(begin)
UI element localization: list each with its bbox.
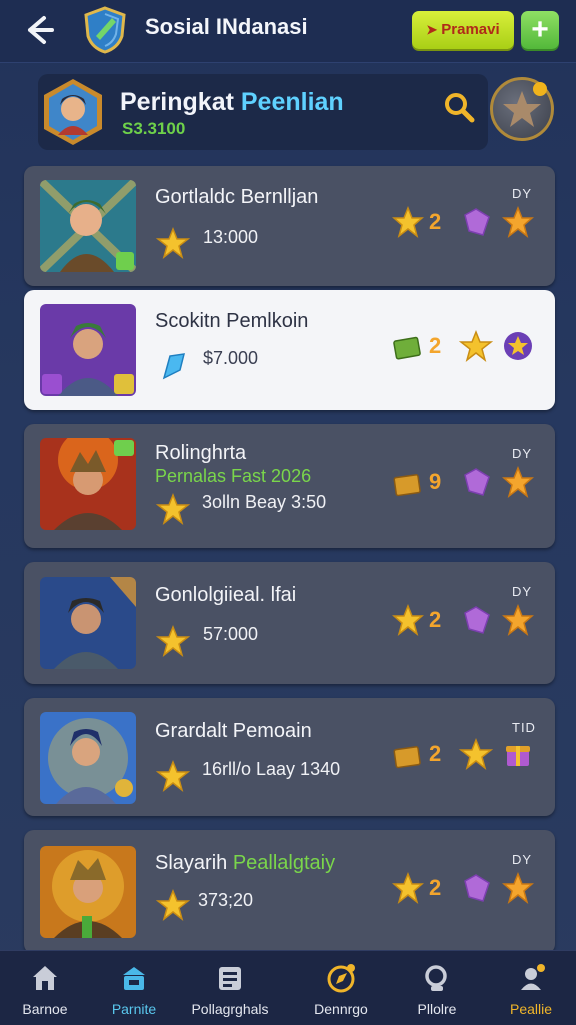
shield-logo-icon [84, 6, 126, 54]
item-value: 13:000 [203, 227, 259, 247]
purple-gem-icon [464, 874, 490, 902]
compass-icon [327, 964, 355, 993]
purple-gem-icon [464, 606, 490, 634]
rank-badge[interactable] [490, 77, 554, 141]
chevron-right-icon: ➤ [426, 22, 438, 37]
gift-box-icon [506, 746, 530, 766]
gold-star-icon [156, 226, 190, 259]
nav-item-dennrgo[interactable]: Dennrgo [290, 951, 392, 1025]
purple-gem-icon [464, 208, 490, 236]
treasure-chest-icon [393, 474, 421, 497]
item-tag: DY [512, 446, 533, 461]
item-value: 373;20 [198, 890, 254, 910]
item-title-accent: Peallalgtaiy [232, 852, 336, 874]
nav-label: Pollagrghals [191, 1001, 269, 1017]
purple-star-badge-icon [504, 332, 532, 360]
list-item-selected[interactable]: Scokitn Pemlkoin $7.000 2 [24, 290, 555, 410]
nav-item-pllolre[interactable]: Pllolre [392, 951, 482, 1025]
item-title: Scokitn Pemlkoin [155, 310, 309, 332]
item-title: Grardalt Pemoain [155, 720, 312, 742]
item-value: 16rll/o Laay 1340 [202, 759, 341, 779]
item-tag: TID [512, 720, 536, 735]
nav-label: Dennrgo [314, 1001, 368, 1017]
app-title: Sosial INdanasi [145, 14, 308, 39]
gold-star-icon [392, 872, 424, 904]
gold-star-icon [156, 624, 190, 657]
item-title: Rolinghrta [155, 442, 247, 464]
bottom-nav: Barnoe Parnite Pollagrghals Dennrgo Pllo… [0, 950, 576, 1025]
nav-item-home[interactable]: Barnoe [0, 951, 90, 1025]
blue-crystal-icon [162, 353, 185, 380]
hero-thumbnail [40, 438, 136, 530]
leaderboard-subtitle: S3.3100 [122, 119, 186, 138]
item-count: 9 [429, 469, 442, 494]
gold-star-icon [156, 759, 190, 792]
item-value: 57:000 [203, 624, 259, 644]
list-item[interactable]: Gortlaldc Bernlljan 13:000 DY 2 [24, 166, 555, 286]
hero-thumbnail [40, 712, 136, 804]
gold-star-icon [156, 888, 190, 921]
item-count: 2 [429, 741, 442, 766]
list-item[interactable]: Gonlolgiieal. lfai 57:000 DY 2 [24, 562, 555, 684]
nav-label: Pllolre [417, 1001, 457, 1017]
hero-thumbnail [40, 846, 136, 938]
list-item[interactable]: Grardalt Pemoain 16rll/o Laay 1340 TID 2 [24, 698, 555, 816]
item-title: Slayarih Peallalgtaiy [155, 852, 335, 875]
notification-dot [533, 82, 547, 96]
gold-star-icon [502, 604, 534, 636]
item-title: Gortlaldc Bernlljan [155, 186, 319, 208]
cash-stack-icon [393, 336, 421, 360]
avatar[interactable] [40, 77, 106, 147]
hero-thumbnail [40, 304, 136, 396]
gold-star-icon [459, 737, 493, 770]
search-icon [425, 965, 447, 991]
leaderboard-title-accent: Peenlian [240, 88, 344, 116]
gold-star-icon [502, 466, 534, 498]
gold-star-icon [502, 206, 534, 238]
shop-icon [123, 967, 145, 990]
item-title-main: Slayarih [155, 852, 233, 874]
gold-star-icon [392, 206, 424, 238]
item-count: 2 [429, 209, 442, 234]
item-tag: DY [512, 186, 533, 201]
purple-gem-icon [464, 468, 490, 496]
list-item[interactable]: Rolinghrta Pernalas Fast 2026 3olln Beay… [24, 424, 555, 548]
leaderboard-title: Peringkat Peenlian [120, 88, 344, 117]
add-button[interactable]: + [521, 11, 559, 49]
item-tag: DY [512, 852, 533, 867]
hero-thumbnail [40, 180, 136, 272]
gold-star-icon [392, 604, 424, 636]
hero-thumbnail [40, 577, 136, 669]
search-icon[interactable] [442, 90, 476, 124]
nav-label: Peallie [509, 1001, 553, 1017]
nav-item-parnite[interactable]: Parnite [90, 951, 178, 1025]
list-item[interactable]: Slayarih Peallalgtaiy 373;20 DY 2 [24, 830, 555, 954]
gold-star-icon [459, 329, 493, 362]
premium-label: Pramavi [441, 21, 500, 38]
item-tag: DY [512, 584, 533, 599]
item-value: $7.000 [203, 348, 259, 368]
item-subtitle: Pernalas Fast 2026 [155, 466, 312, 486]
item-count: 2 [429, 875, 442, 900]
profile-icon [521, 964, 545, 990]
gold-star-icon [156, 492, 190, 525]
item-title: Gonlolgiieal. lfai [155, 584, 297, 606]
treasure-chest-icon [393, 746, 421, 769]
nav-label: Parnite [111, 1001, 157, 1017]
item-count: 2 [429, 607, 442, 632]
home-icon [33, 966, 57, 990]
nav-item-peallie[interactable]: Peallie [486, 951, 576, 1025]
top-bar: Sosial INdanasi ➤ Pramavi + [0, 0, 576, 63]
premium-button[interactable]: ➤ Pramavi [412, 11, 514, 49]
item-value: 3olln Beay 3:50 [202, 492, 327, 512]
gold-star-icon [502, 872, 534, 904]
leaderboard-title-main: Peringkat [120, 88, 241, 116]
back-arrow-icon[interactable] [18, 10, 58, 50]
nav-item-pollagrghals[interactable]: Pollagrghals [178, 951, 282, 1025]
(end)
Please reproduce all of the records above word for word, leaving out the pictures.

UI element localization: list each with its bbox.
shield-logo-icon [84, 6, 126, 54]
item-value: 13:000 [203, 227, 259, 247]
purple-gem-icon [464, 874, 490, 902]
compass-icon [327, 964, 355, 993]
purple-gem-icon [464, 606, 490, 634]
rank-badge[interactable] [490, 77, 554, 141]
chevron-right-icon: ➤ [426, 22, 438, 37]
gift-box-icon [506, 746, 530, 766]
gold-star-icon [156, 226, 190, 259]
nav-item-dennrgo[interactable]: Dennrgo [290, 951, 392, 1025]
purple-gem-icon [464, 208, 490, 236]
treasure-chest-icon [393, 474, 421, 497]
item-tag: DY [512, 446, 533, 461]
item-value: 373;20 [198, 890, 254, 910]
item-title-accent: Peallalgtaiy [232, 852, 336, 874]
nav-label: Pollagrghals [191, 1001, 269, 1017]
purple-star-badge-icon [504, 332, 532, 360]
list-item-selected[interactable]: Scokitn Pemlkoin $7.000 2 [24, 290, 555, 410]
nav-item-pllolre[interactable]: Pllolre [392, 951, 482, 1025]
item-title: Scokitn Pemlkoin [155, 310, 309, 332]
item-title: Grardalt Pemoain [155, 720, 312, 742]
item-value: 16rll/o Laay 1340 [202, 759, 341, 779]
item-tag: TID [512, 720, 536, 735]
nav-label: Dennrgo [314, 1001, 368, 1017]
app-title: Sosial INdanasi [145, 14, 308, 39]
gold-star-icon [392, 872, 424, 904]
gold-star-icon [156, 624, 190, 657]
item-title: Rolinghrta [155, 442, 247, 464]
bottom-nav: Barnoe Parnite Pollagrghals Dennrgo Pllo… [0, 950, 576, 1025]
nav-item-home[interactable]: Barnoe [0, 951, 90, 1025]
blue-crystal-icon [162, 353, 185, 380]
hero-thumbnail [40, 438, 136, 530]
leaderboard-subtitle: S3.3100 [122, 119, 186, 138]
item-count: 9 [429, 469, 442, 494]
gold-star-icon [156, 759, 190, 792]
item-value: 57:000 [203, 624, 259, 644]
list-item[interactable]: Gortlaldc Bernlljan 13:000 DY 2 [24, 166, 555, 286]
hero-thumbnail [40, 712, 136, 804]
gold-star-icon [156, 888, 190, 921]
item-count: 2 [429, 741, 442, 766]
list-item[interactable]: Gonlolgiieal. lfai 57:000 DY 2 [24, 562, 555, 684]
nav-label: Pllolre [417, 1001, 457, 1017]
hero-thumbnail [40, 846, 136, 938]
list-item[interactable]: Grardalt Pemoain 16rll/o Laay 1340 TID 2 [24, 698, 555, 816]
item-title: Slayarih Peallalgtaiy [155, 852, 335, 875]
notification-dot [533, 82, 547, 96]
gold-star-icon [502, 604, 534, 636]
item-title: Gortlaldc Bernlljan [155, 186, 319, 208]
cash-stack-icon [393, 336, 421, 360]
avatar[interactable] [40, 77, 106, 147]
hero-thumbnail [40, 304, 136, 396]
gold-star-icon [459, 737, 493, 770]
search-icon [425, 965, 447, 991]
leaderboard-title-accent: Peenlian [240, 88, 344, 116]
gold-star-icon [502, 466, 534, 498]
gold-star-icon [502, 206, 534, 238]
shop-icon [123, 967, 145, 990]
item-title-main: Slayarih [155, 852, 233, 874]
gold-star-icon [392, 206, 424, 238]
item-count: 2 [429, 209, 442, 234]
item-tag: DY [512, 186, 533, 201]
purple-gem-icon [464, 468, 490, 496]
list-item[interactable]: Rolinghrta Pernalas Fast 2026 3olln Beay… [24, 424, 555, 548]
leaderboard-title: Peringkat Peenlian [120, 88, 344, 117]
add-button[interactable]: + [521, 11, 559, 49]
item-tag: DY [512, 852, 533, 867]
hero-thumbnail [40, 180, 136, 272]
gold-star-icon [392, 604, 424, 636]
hero-thumbnail [40, 577, 136, 669]
search-icon[interactable] [442, 90, 476, 124]
nav-label: Peallie [509, 1001, 553, 1017]
nav-item-parnite[interactable]: Parnite [90, 951, 178, 1025]
list-item[interactable]: Slayarih Peallalgtaiy 373;20 DY 2 [24, 830, 555, 954]
gold-star-icon [459, 329, 493, 362]
premium-label: Pramavi [441, 21, 500, 38]
item-tag: DY [512, 584, 533, 599]
item-value: $7.000 [203, 348, 259, 368]
item-subtitle: Pernalas Fast 2026 [155, 466, 312, 486]
item-count: 2 [429, 875, 442, 900]
profile-icon [521, 964, 545, 990]
gold-star-icon [156, 492, 190, 525]
item-title: Gonlolgiieal. lfai [155, 584, 297, 606]
treasure-chest-icon [393, 746, 421, 769]
nav-label: Parnite [111, 1001, 157, 1017]
item-count: 2 [429, 607, 442, 632]
home-icon [33, 966, 57, 990]
nav-item-peallie[interactable]: Peallie [486, 951, 576, 1025]
top-bar: Sosial INdanasi ➤ Pramavi + [0, 0, 576, 63]
premium-button[interactable]: ➤ Pramavi [412, 11, 514, 49]
item-value: 3olln Beay 3:50 [202, 492, 327, 512]
gold-star-icon [502, 872, 534, 904]
leaderboard-title-main: Peringkat [120, 88, 241, 116]
back-arrow-icon[interactable] [18, 10, 58, 50]
nav-item-pollagrghals[interactable]: Pollagrghals [178, 951, 282, 1025]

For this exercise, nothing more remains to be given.